■ What to produce ■
Identify the lines that contain the word "today", then copy them.
■ ■ ■ ■ ■
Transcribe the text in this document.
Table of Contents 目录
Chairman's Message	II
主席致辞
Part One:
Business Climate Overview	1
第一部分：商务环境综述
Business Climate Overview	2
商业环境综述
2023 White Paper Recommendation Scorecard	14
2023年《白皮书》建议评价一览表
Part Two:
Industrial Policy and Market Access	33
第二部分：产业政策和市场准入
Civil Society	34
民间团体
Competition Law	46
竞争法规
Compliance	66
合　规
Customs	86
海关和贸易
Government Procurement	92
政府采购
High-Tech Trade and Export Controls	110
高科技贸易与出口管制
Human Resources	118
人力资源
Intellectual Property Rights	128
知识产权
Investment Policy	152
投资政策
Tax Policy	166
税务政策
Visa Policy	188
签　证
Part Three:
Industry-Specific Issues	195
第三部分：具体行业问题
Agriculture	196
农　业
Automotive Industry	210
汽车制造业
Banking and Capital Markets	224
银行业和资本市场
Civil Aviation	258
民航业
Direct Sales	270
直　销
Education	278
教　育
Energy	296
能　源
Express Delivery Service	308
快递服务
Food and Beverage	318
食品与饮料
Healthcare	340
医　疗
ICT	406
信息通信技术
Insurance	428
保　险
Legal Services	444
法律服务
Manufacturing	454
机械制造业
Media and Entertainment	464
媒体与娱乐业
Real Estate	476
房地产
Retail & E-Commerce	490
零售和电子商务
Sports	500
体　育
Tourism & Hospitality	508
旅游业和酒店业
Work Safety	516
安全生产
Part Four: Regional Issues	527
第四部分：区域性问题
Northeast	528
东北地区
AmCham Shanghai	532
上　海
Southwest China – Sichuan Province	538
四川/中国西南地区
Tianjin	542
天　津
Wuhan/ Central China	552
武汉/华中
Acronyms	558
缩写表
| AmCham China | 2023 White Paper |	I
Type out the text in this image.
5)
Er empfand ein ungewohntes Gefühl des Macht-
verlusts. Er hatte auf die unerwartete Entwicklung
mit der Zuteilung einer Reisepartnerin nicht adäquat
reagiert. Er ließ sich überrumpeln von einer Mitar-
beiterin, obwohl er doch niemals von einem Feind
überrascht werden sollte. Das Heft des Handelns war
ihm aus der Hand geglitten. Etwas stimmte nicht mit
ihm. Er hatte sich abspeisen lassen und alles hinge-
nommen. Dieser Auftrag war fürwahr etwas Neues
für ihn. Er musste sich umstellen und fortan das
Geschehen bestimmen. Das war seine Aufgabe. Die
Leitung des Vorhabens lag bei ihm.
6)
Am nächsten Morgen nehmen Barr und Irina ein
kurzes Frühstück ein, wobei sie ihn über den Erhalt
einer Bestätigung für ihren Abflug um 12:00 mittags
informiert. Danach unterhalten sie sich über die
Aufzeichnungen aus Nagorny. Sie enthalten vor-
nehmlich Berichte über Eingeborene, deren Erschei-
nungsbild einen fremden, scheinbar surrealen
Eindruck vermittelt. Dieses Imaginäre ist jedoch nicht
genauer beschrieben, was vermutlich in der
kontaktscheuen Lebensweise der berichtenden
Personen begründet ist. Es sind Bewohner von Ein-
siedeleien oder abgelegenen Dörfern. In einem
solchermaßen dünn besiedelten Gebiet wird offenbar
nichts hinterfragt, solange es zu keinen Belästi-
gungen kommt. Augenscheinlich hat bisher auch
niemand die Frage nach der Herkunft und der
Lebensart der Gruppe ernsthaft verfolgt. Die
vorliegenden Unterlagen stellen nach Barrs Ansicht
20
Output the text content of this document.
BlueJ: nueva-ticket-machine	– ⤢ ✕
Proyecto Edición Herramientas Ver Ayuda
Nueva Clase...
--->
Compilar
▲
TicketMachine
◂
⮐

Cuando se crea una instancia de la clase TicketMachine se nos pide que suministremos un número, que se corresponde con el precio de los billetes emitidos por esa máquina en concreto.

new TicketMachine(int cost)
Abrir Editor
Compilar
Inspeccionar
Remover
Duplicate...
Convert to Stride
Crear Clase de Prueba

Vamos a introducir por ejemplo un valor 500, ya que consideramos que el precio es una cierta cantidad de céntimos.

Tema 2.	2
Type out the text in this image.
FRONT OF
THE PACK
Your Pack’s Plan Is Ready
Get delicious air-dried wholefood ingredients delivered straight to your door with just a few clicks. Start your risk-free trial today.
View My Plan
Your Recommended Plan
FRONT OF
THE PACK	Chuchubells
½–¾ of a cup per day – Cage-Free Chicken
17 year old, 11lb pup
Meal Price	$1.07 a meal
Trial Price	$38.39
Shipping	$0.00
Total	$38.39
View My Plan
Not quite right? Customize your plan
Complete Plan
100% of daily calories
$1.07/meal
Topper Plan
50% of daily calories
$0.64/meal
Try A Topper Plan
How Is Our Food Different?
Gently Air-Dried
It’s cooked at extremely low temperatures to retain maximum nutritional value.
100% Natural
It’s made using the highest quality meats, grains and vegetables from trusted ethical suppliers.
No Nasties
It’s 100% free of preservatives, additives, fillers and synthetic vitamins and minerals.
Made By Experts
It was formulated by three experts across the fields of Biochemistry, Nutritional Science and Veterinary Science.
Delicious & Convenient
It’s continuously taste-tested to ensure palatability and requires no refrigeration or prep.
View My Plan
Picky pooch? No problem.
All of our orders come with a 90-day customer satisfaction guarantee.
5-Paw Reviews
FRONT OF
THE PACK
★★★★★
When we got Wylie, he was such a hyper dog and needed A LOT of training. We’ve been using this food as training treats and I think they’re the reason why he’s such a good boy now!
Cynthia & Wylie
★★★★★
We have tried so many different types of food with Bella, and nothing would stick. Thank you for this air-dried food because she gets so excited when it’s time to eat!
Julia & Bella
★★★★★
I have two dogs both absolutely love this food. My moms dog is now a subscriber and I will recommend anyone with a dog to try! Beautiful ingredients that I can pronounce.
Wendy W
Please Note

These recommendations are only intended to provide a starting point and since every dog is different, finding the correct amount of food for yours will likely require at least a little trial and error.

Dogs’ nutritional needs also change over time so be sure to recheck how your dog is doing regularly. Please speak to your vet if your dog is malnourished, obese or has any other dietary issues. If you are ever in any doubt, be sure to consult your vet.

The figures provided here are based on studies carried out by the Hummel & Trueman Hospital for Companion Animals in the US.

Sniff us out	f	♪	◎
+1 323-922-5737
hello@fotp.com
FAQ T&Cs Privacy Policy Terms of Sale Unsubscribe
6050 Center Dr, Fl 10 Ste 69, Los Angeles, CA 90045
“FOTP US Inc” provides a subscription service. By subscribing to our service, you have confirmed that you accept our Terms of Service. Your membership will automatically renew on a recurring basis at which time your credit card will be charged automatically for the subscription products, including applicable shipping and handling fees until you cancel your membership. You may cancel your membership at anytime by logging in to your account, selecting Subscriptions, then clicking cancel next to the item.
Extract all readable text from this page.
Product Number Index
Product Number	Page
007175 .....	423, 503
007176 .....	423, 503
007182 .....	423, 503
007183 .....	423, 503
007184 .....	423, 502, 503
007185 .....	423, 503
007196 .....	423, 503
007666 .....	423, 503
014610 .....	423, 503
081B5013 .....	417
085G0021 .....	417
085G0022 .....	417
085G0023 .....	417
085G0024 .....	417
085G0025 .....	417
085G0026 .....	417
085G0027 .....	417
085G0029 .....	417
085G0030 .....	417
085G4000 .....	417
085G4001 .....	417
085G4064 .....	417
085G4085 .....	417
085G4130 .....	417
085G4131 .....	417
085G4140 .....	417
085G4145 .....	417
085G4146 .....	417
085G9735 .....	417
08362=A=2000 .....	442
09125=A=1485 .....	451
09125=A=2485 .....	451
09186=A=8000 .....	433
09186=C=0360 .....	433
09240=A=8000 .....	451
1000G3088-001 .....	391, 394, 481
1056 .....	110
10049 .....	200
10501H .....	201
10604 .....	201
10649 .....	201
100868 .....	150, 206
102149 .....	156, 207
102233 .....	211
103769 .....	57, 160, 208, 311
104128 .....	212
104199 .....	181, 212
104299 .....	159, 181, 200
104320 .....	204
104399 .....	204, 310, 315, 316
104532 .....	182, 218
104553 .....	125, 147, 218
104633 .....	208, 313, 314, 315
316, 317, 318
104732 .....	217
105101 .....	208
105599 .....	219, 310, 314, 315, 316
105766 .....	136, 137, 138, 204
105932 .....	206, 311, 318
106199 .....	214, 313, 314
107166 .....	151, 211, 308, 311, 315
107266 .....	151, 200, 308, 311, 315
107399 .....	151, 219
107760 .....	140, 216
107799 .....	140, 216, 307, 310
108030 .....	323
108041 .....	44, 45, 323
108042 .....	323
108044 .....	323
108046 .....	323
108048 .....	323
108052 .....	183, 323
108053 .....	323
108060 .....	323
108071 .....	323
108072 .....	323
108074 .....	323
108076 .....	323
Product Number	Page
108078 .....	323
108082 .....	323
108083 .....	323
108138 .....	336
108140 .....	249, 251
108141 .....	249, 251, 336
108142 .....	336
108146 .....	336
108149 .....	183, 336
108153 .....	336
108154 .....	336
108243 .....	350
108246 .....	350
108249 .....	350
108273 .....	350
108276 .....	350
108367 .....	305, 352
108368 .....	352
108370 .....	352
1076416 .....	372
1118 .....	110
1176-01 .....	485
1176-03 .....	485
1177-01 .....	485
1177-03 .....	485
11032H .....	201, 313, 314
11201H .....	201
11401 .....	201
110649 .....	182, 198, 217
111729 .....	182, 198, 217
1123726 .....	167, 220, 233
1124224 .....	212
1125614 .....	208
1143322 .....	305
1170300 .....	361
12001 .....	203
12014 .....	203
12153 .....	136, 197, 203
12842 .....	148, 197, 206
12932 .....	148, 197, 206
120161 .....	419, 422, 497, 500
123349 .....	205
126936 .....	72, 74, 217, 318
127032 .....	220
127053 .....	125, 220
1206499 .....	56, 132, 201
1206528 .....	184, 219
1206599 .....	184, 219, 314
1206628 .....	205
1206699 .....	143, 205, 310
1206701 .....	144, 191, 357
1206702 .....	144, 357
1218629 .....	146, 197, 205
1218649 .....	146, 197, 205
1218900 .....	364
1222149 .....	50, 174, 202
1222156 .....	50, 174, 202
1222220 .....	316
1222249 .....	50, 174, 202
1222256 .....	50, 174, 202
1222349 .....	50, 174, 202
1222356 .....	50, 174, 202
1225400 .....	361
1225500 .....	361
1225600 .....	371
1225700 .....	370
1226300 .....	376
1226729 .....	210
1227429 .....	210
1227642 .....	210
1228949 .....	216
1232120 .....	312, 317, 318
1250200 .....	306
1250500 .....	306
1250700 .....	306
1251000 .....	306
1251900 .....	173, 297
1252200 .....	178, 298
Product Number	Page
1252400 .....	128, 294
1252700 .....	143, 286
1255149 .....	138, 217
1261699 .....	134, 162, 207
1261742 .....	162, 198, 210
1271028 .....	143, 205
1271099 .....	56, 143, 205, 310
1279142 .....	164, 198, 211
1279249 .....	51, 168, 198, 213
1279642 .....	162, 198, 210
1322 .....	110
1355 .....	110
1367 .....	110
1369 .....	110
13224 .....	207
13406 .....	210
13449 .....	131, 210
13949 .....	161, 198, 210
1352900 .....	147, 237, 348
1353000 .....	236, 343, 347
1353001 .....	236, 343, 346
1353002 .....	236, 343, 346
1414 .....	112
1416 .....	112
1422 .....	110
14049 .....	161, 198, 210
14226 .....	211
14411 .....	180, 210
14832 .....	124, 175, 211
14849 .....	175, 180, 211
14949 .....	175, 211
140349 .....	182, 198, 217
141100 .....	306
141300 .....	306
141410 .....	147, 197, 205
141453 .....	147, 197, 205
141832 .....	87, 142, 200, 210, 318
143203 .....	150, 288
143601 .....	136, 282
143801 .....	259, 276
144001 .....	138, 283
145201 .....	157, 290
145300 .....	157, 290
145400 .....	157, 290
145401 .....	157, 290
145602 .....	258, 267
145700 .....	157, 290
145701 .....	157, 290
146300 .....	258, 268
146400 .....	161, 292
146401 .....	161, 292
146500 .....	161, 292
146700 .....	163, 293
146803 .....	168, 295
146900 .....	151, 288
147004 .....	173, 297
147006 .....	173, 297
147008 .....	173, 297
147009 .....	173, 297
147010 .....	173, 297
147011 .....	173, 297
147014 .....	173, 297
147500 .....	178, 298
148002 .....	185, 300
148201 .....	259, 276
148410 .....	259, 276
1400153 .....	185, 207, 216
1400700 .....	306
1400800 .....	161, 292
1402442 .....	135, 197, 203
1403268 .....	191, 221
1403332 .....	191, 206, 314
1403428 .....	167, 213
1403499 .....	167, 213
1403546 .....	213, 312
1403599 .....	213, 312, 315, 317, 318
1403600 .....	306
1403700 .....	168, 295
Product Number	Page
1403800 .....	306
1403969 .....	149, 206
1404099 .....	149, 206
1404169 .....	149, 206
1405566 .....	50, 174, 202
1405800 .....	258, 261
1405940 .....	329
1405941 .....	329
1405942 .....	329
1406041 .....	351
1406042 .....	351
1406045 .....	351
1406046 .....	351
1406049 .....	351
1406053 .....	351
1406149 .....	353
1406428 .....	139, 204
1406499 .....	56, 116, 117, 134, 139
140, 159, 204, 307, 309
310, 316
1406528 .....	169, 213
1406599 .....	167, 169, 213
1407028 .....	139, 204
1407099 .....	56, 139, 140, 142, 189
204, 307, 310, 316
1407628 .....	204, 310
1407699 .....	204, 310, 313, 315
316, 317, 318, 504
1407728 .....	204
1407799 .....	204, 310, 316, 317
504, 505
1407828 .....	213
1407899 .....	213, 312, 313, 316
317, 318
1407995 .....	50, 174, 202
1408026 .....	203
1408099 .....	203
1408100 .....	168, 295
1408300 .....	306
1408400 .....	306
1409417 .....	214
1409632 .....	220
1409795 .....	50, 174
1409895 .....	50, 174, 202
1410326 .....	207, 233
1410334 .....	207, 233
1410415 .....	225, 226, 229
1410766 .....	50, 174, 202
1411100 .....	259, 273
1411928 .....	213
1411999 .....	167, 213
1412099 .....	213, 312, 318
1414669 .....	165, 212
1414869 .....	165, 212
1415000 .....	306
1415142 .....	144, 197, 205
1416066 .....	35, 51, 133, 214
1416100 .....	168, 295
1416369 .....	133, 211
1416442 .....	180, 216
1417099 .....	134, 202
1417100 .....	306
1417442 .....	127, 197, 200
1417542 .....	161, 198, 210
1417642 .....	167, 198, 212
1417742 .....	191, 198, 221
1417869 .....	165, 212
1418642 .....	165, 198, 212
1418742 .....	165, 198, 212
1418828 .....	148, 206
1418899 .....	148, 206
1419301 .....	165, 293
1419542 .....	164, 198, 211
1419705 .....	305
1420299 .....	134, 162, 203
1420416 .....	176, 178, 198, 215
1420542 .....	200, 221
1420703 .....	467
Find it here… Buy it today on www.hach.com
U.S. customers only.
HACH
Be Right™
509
■ ■ ■ ■ ■
■ Answer ■
Get delicious air-dried wholefood ingredients delivered straight to your door with just a few clicks. Start your risk-free trial today.
Find it here… Buy it today on www.hach.com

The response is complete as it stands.